STATED EXERCISE: Copy out each line below that has the word "Representatives" in it.

(Data records)
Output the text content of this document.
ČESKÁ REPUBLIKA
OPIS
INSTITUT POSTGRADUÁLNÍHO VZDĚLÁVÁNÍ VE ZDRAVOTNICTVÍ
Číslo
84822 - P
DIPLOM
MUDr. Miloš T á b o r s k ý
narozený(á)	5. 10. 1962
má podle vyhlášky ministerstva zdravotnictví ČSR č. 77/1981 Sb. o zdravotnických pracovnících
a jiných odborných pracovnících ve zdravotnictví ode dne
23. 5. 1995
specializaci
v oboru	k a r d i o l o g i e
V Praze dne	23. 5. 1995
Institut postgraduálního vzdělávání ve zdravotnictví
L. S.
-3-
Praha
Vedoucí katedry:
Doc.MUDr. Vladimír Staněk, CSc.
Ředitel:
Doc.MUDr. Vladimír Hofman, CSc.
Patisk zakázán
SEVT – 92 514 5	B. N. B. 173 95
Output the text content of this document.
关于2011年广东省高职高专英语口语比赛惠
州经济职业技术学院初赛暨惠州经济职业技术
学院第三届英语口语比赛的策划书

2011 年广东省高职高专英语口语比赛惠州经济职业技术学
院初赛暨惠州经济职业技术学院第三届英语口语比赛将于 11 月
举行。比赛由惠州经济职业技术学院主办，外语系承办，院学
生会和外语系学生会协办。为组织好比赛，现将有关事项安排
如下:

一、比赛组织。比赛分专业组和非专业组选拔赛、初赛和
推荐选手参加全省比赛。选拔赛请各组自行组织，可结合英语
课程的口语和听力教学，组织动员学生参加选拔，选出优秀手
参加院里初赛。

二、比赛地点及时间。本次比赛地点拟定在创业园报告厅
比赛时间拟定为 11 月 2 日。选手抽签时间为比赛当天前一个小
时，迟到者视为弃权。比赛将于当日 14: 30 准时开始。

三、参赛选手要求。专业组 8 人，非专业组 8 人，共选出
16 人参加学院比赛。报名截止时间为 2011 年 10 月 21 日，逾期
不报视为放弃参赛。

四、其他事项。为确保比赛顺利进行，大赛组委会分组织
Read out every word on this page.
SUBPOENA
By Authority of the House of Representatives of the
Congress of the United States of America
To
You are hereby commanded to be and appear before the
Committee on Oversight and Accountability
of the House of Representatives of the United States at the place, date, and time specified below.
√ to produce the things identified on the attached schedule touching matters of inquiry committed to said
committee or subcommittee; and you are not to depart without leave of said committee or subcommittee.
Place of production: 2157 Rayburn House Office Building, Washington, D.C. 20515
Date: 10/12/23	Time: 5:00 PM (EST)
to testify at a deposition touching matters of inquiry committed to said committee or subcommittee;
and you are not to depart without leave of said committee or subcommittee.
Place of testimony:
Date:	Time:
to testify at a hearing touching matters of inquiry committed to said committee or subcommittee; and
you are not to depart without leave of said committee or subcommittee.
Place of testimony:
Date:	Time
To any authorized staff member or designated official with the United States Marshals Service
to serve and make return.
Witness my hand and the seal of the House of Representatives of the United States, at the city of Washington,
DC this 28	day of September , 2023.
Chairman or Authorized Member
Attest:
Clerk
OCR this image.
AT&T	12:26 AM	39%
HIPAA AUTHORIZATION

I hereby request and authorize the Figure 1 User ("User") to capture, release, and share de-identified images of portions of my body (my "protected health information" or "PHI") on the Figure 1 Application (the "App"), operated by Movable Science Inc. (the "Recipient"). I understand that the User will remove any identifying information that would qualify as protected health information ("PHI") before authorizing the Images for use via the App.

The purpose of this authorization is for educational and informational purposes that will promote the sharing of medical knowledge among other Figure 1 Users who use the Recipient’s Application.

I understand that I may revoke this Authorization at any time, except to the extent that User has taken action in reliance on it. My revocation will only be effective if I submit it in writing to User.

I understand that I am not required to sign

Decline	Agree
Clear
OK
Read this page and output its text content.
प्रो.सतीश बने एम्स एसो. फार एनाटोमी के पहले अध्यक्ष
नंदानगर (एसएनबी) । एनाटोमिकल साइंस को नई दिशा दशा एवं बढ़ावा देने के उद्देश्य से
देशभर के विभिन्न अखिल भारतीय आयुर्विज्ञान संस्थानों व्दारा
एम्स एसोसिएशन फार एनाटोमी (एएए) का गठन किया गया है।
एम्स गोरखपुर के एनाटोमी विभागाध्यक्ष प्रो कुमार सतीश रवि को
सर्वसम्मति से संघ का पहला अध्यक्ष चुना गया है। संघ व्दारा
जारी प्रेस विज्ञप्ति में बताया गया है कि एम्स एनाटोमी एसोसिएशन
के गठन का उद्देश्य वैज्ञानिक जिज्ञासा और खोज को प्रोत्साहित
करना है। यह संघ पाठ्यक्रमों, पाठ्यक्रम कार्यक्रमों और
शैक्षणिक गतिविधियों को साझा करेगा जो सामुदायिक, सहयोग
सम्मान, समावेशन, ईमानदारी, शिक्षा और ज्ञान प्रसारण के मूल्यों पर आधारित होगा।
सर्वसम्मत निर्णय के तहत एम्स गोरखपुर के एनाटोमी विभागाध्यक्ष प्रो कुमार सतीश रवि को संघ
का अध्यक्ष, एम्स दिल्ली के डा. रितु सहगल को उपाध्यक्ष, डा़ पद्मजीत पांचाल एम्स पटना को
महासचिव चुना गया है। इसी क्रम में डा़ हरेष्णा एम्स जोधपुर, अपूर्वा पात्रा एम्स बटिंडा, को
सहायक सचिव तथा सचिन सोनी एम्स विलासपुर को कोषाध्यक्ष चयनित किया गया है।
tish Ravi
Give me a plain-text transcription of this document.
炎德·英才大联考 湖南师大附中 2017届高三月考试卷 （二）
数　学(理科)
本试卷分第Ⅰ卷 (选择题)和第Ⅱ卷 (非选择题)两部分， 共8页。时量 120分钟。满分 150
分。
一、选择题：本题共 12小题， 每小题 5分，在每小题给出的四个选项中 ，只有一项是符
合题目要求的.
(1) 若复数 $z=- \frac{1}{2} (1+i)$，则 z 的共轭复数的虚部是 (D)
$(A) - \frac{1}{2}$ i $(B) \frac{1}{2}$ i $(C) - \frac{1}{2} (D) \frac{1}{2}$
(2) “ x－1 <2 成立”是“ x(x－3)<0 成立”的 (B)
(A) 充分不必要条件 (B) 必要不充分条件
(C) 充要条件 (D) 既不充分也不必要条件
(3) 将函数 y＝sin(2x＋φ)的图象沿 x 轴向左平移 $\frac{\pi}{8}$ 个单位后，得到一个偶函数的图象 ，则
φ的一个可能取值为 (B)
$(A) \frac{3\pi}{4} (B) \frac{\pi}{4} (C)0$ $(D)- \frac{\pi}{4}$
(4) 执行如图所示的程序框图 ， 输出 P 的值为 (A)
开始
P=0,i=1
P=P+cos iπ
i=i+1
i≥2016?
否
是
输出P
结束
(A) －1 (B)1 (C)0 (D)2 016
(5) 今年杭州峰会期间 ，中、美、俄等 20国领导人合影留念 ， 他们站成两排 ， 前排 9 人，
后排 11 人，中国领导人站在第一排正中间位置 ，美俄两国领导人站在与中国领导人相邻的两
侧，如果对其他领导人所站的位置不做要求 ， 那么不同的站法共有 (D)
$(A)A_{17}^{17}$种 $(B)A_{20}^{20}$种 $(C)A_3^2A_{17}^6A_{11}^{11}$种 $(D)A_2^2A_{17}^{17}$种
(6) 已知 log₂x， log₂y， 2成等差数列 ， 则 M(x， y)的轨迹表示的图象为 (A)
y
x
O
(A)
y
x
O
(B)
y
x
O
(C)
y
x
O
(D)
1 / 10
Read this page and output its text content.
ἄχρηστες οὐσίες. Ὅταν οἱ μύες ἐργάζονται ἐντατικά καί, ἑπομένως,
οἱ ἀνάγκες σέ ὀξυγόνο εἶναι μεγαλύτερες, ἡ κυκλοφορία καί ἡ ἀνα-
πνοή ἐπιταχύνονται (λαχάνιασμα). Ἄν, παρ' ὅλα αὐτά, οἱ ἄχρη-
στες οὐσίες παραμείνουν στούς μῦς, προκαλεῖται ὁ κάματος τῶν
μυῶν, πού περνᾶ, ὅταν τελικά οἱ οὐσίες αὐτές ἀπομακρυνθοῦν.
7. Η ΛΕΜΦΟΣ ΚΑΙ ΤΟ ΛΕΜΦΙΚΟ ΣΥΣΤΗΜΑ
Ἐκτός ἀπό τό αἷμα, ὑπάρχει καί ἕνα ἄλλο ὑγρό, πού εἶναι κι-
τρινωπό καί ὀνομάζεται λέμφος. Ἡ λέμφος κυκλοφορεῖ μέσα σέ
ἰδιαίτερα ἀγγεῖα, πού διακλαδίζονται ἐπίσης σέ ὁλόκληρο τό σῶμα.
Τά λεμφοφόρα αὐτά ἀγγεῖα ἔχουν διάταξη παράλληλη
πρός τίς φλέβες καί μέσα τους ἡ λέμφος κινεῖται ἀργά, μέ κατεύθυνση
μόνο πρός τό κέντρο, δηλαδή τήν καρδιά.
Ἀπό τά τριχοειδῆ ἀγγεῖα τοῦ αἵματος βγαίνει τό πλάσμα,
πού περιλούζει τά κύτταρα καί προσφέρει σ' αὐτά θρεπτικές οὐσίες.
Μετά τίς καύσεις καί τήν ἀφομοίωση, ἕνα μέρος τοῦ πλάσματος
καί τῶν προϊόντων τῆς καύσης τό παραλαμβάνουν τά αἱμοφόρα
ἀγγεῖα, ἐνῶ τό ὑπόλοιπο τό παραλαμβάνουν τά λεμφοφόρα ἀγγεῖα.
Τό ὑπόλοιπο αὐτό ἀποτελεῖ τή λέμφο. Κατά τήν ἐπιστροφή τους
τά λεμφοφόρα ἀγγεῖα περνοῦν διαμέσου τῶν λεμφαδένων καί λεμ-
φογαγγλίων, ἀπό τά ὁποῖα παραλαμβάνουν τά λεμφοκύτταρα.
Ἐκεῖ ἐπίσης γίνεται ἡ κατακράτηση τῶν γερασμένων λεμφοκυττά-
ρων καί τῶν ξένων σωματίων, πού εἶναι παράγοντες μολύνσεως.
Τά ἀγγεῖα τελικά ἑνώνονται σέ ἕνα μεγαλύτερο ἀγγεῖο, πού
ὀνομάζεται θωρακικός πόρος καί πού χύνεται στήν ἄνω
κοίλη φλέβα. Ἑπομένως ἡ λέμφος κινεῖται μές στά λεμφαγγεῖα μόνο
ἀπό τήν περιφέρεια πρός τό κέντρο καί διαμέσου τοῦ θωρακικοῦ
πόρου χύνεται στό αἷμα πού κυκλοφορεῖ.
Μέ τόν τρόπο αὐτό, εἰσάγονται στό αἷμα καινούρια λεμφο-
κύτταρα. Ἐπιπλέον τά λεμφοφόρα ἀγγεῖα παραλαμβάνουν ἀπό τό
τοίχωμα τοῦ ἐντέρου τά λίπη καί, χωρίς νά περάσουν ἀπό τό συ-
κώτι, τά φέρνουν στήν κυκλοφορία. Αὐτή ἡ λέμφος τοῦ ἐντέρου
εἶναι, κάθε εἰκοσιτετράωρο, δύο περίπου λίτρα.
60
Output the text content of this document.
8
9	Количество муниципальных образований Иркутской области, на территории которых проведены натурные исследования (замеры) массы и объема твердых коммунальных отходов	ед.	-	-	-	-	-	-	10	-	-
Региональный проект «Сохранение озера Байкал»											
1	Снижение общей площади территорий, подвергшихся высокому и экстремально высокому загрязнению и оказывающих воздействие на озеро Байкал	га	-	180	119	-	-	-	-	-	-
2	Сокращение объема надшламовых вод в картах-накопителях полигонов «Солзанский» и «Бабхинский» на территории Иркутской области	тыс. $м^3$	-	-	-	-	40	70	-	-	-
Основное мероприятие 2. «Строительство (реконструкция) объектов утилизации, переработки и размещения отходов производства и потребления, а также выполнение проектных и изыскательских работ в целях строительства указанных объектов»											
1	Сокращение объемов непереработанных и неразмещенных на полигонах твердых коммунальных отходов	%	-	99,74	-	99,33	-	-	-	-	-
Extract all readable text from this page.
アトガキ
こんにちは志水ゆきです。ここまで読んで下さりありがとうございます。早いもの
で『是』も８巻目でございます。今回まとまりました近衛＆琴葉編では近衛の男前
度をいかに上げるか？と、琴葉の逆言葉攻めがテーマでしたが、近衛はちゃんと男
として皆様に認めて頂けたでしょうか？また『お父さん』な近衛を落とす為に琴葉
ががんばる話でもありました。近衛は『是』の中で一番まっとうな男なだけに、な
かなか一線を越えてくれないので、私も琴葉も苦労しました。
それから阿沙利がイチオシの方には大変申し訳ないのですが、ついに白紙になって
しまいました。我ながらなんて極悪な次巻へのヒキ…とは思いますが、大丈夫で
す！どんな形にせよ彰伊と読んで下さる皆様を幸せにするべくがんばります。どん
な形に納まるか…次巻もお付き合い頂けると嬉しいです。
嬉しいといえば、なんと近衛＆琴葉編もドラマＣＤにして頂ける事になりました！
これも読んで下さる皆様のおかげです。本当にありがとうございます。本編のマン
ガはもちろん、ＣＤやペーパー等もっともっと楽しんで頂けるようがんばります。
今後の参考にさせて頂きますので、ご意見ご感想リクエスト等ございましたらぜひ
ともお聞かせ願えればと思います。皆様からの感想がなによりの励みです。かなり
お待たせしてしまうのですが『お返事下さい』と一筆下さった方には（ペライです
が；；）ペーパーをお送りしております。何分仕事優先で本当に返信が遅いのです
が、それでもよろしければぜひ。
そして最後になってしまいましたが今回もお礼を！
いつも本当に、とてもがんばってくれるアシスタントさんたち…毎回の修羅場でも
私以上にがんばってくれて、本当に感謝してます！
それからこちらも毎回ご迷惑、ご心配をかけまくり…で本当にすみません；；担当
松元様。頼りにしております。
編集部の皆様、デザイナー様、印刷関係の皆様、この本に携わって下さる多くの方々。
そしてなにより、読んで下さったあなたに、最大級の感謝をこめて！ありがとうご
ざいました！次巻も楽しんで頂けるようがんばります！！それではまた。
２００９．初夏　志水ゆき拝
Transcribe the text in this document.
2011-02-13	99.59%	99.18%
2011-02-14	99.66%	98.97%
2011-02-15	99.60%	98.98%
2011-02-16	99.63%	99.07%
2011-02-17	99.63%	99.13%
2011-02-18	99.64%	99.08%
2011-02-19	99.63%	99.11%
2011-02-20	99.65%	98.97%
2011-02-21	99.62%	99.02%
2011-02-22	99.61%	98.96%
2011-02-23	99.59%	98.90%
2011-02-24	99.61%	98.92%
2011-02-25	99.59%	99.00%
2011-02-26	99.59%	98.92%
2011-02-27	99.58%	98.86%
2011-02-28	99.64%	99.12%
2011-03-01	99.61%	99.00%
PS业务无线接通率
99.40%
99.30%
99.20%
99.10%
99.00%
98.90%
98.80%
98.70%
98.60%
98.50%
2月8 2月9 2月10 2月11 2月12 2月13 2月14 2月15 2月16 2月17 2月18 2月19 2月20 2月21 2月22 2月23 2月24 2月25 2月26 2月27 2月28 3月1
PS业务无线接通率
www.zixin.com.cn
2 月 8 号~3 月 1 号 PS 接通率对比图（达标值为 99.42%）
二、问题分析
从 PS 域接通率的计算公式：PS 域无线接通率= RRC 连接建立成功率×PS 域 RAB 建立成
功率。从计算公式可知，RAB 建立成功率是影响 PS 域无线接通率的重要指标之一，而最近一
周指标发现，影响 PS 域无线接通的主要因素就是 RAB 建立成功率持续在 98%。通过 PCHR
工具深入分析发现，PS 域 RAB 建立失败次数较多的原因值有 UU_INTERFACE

RESULT:
By Authority of the House of Representatives of the
of the House of Representatives of the United States at the place, date, and time specified below.
Witness my hand and the seal of the House of Representatives of the United States, at the city of Washington,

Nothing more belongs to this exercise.